To do
Nothing but the lines from the one containing "Output the underlying" to the end of the data should be returned, each exactly as written.

Record extracts
********

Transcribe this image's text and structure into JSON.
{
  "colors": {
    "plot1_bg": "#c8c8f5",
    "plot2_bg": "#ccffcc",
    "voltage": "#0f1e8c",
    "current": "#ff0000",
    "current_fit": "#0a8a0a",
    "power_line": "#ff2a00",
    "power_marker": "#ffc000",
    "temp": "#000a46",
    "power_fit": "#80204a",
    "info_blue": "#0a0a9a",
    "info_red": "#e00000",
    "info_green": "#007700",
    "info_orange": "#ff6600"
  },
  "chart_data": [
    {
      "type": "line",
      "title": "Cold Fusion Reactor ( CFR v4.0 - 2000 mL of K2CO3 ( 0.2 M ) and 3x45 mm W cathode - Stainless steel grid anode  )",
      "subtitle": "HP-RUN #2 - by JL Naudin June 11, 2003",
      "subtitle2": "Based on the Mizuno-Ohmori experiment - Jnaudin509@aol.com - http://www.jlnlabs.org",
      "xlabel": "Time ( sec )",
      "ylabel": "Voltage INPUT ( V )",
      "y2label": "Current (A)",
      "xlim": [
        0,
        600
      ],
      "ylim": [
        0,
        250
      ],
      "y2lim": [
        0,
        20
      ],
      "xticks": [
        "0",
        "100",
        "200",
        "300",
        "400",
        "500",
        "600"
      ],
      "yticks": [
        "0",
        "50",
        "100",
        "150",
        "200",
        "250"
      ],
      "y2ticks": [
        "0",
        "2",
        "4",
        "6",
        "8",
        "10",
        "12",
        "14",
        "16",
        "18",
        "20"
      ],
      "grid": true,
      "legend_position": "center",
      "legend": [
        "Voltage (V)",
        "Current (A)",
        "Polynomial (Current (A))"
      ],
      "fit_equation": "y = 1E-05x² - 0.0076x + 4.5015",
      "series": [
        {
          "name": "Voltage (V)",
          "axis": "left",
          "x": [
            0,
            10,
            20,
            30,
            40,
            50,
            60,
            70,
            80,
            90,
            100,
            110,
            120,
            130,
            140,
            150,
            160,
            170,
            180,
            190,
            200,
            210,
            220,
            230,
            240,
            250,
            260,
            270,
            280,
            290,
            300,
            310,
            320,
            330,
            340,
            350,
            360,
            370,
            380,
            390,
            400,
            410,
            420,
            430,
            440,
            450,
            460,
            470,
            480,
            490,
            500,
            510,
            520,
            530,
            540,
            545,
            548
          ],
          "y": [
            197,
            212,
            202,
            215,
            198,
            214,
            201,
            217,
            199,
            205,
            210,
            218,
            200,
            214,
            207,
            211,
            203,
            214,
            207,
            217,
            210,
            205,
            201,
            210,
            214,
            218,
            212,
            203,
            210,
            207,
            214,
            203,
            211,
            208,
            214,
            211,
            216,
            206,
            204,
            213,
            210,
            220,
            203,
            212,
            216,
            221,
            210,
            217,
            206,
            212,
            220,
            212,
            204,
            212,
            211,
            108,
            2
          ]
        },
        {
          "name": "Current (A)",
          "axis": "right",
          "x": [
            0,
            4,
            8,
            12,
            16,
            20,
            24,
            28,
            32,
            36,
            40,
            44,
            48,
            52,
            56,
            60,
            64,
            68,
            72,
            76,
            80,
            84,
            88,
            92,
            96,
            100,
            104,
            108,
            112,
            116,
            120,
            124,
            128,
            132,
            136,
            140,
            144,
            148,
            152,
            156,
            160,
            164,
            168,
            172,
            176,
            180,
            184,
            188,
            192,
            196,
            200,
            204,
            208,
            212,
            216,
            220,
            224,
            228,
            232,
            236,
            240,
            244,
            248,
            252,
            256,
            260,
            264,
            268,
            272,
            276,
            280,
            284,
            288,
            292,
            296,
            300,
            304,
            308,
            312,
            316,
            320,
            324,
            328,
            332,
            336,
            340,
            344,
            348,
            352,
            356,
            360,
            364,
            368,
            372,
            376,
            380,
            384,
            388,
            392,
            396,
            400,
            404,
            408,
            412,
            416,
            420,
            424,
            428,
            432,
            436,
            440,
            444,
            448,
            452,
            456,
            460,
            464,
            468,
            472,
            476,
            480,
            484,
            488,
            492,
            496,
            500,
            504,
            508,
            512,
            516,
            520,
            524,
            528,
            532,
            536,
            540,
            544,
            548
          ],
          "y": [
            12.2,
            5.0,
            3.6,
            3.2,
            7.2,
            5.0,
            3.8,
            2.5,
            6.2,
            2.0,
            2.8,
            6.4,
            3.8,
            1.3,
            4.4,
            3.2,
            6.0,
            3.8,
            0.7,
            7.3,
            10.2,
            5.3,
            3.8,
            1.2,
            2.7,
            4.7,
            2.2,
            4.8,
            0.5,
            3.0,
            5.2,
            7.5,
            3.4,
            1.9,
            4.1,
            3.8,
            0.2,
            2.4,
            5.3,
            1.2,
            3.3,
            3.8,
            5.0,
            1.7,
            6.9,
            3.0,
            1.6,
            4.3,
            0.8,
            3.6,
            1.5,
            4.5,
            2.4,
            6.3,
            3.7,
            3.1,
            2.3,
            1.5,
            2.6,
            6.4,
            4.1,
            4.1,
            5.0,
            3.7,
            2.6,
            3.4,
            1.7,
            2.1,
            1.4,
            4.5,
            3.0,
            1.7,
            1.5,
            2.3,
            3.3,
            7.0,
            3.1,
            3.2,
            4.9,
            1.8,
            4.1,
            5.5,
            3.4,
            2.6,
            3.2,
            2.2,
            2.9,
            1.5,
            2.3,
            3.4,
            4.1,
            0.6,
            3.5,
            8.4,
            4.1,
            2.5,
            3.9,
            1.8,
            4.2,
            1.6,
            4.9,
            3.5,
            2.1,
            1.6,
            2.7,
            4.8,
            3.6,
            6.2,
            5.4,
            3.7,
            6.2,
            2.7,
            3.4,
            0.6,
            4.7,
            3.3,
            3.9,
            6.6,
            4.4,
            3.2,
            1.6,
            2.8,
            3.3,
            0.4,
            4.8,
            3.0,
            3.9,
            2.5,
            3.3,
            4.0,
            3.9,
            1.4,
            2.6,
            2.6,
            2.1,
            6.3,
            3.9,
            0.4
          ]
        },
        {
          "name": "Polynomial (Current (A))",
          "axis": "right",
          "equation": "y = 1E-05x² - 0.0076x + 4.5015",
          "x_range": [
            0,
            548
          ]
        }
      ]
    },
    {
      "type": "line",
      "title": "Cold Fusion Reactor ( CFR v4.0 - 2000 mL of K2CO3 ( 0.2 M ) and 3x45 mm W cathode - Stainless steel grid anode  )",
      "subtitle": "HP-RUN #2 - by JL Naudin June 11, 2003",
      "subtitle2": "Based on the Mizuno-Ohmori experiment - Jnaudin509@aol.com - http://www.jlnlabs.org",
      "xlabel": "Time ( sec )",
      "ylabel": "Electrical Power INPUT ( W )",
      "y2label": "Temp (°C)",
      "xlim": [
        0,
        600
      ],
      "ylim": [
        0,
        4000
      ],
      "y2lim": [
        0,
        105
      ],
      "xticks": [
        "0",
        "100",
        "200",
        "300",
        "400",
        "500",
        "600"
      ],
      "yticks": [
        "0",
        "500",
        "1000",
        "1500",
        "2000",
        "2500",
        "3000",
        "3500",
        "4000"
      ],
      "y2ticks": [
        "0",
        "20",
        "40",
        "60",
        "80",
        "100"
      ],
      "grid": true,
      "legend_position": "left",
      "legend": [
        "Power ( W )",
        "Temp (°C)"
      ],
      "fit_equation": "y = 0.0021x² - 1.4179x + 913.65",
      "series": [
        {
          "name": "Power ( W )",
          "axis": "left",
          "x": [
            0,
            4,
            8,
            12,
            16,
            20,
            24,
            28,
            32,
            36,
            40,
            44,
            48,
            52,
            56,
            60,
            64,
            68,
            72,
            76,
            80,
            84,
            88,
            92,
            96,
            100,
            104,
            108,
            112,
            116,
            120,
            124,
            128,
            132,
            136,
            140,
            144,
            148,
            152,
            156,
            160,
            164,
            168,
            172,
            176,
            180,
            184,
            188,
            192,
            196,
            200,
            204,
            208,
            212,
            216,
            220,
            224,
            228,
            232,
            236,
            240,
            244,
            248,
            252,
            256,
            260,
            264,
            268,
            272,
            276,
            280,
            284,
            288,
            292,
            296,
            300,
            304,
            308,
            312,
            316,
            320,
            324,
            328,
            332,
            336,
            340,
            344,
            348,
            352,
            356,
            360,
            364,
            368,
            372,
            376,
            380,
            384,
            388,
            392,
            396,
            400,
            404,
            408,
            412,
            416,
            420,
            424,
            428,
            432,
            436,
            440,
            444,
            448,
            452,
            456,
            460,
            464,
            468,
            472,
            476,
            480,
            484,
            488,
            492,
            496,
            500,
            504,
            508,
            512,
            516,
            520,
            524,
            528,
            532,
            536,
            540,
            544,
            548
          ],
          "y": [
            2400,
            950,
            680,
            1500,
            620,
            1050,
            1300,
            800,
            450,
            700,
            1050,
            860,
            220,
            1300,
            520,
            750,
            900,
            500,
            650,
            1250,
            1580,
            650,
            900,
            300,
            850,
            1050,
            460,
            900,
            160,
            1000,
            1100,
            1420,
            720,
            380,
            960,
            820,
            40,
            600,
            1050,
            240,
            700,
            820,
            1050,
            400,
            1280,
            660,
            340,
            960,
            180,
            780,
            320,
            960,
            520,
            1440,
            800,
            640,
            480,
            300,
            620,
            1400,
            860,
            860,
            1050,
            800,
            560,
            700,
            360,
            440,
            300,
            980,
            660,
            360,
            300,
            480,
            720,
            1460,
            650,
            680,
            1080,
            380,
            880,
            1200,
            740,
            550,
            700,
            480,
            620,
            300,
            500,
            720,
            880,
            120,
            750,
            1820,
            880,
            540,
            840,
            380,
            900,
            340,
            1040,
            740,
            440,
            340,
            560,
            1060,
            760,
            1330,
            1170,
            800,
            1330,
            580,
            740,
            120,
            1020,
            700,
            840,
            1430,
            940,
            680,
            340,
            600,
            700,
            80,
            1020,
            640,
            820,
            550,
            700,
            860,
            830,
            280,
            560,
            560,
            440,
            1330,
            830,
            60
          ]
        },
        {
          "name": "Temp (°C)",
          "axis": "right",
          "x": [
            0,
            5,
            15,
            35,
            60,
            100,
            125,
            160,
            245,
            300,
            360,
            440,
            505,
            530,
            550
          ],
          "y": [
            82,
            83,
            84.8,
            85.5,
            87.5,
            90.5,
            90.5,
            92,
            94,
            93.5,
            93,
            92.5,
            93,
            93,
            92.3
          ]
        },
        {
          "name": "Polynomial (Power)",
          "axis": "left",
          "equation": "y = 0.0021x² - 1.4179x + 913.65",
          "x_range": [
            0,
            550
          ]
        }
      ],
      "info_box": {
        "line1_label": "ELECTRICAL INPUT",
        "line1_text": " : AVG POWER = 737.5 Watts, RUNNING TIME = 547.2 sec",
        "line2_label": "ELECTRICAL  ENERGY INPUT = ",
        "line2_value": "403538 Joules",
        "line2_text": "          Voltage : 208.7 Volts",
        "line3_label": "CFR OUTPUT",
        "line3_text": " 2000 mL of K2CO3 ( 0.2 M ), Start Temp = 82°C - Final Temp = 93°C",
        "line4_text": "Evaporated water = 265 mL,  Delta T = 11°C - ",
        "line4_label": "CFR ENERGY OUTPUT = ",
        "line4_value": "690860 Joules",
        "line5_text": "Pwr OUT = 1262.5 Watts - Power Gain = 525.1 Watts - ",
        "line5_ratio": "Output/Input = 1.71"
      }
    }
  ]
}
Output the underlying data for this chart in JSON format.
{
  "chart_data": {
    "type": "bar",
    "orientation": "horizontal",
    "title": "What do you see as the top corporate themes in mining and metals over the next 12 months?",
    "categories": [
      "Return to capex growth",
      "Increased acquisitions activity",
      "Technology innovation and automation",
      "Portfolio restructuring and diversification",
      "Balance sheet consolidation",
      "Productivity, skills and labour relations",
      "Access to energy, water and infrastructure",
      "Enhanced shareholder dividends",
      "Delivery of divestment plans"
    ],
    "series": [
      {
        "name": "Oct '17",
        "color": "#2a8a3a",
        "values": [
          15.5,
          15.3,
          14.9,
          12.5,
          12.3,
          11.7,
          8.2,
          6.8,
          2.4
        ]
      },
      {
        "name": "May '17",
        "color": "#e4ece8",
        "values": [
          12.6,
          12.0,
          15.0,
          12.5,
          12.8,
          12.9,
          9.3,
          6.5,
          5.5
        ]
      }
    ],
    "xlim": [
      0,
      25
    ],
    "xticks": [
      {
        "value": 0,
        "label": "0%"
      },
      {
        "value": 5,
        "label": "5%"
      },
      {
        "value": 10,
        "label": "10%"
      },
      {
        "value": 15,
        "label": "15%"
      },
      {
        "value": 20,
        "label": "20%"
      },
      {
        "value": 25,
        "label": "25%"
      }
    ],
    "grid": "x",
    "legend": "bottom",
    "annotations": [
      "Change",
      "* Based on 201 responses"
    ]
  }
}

********

Complete answer
Output the underlying data for this chart in JSON format.
{
  "chart_data": {
    "type": "bar",
    "orientation": "horizontal",
    "title": "What do you see as the top corporate themes in mining and metals over the next 12 months?",
    "categories": [
      "Return to capex growth",
      "Increased acquisitions activity",
      "Technology innovation and automation",
      "Portfolio restructuring and diversification",
      "Balance sheet consolidation",
      "Productivity, skills and labour relations",
      "Access to energy, water and infrastructure",
      "Enhanced shareholder dividends",
      "Delivery of divestment plans"
    ],
    "series": [
      {
        "name": "Oct '17",
        "color": "#2a8a3a",
        "values": [
          15.5,
          15.3,
          14.9,
          12.5,
          12.3,
          11.7,
          8.2,
          6.8,
          2.4
        ]
      },
      {
        "name": "May '17",
        "color": "#e4ece8",
        "values": [
          12.6,
          12.0,
          15.0,
          12.5,
          12.8,
          12.9,
          9.3,
          6.5,
          5.5
        ]
      }
    ],
    "xlim": [
      0,
      25
    ],
    "xticks": [
      {
        "value": 0,
        "label": "0%"
      },
      {
        "value": 5,
        "label": "5%"
      },
      {
        "value": 10,
        "label": "10%"
      },
      {
        "value": 15,
        "label": "15%"
      },
      {
        "value": 20,
        "label": "20%"
      },
      {
        "value": 25,
        "label": "25%"
      }
    ],
    "grid": "x",
    "legend": "bottom",
    "annotations": [
      "Change",
      "* Based on 201 responses"
    ]
  }
}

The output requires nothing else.